- [Extracted records]
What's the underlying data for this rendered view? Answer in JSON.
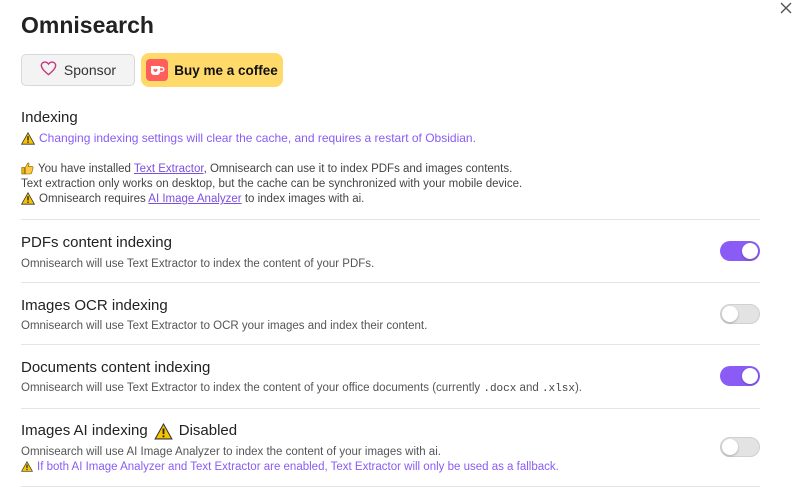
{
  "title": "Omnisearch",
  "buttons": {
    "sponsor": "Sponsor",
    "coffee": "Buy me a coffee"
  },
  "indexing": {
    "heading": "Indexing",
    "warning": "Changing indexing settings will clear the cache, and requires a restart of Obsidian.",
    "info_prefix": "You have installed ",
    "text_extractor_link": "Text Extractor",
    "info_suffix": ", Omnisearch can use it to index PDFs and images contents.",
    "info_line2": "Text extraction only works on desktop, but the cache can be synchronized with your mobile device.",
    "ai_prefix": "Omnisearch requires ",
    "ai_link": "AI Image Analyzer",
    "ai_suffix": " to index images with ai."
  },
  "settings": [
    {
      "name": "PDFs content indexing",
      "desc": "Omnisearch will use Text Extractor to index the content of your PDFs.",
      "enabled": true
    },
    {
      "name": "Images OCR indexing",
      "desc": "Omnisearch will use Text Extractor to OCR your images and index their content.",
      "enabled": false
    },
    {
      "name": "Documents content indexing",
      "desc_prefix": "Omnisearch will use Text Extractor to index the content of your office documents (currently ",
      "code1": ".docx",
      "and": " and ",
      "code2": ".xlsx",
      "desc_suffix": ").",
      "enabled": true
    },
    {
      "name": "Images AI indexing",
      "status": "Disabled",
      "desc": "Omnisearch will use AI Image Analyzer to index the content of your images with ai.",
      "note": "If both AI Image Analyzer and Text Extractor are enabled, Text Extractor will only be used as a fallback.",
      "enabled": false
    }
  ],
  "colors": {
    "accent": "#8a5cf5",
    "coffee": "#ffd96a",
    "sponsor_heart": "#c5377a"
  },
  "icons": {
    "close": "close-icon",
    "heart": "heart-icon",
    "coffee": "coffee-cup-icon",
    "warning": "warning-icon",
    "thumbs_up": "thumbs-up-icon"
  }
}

- [Written instruction] Quote the material in full and exactly; do not carry over its pictures.

- [Worked solution]
What's the underlying data for this rendered view? Answer in JSON.
{
  "title": "Omnisearch",
  "buttons": {
    "sponsor": "Sponsor",
    "coffee": "Buy me a coffee"
  },
  "indexing": {
    "heading": "Indexing",
    "warning": "Changing indexing settings will clear the cache, and requires a restart of Obsidian.",
    "info_prefix": "You have installed ",
    "text_extractor_link": "Text Extractor",
    "info_suffix": ", Omnisearch can use it to index PDFs and images contents.",
    "info_line2": "Text extraction only works on desktop, but the cache can be synchronized with your mobile device.",
    "ai_prefix": "Omnisearch requires ",
    "ai_link": "AI Image Analyzer",
    "ai_suffix": " to index images with ai."
  },
  "settings": [
    {
      "name": "PDFs content indexing",
      "desc": "Omnisearch will use Text Extractor to index the content of your PDFs.",
      "enabled": true
    },
    {
      "name": "Images OCR indexing",
      "desc": "Omnisearch will use Text Extractor to OCR your images and index their content.",
      "enabled": false
    },
    {
      "name": "Documents content indexing",
      "desc_prefix": "Omnisearch will use Text Extractor to index the content of your office documents (currently ",
      "code1": ".docx",
      "and": " and ",
      "code2": ".xlsx",
      "desc_suffix": ").",
      "enabled": true
    },
    {
      "name": "Images AI indexing",
      "status": "Disabled",
      "desc": "Omnisearch will use AI Image Analyzer to index the content of your images with ai.",
      "note": "If both AI Image Analyzer and Text Extractor are enabled, Text Extractor will only be used as a fallback.",
      "enabled": false
    }
  ],
  "colors": {
    "accent": "#8a5cf5",
    "coffee": "#ffd96a",
    "sponsor_heart": "#c5377a"
  },
  "icons": {
    "close": "close-icon",
    "heart": "heart-icon",
    "coffee": "coffee-cup-icon",
    "warning": "warning-icon",
    "thumbs_up": "thumbs-up-icon"
  }
}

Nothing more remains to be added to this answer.